Using the records below, give the number of lines where the word "实施纲要" appears, with no further output.

> Input rows
####
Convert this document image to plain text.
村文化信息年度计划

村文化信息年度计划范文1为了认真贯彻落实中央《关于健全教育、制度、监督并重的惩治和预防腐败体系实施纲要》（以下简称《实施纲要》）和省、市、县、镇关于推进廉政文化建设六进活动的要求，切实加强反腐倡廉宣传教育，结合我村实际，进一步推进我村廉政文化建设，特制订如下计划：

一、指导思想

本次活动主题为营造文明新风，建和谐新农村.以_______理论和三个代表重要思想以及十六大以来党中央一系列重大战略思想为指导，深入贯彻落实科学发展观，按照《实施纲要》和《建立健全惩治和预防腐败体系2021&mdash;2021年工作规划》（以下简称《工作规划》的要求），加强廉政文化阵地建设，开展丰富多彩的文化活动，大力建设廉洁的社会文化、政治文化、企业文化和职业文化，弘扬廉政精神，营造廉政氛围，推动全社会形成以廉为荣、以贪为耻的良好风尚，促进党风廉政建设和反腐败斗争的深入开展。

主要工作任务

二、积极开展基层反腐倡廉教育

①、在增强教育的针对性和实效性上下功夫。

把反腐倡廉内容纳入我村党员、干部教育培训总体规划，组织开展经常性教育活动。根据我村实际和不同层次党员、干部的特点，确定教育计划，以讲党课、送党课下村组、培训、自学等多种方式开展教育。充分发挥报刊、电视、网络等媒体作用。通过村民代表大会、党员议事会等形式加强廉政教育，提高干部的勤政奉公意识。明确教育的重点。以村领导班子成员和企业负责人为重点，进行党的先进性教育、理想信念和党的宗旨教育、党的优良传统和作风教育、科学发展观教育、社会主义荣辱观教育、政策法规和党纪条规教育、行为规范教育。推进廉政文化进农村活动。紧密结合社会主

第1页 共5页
####
> Response
2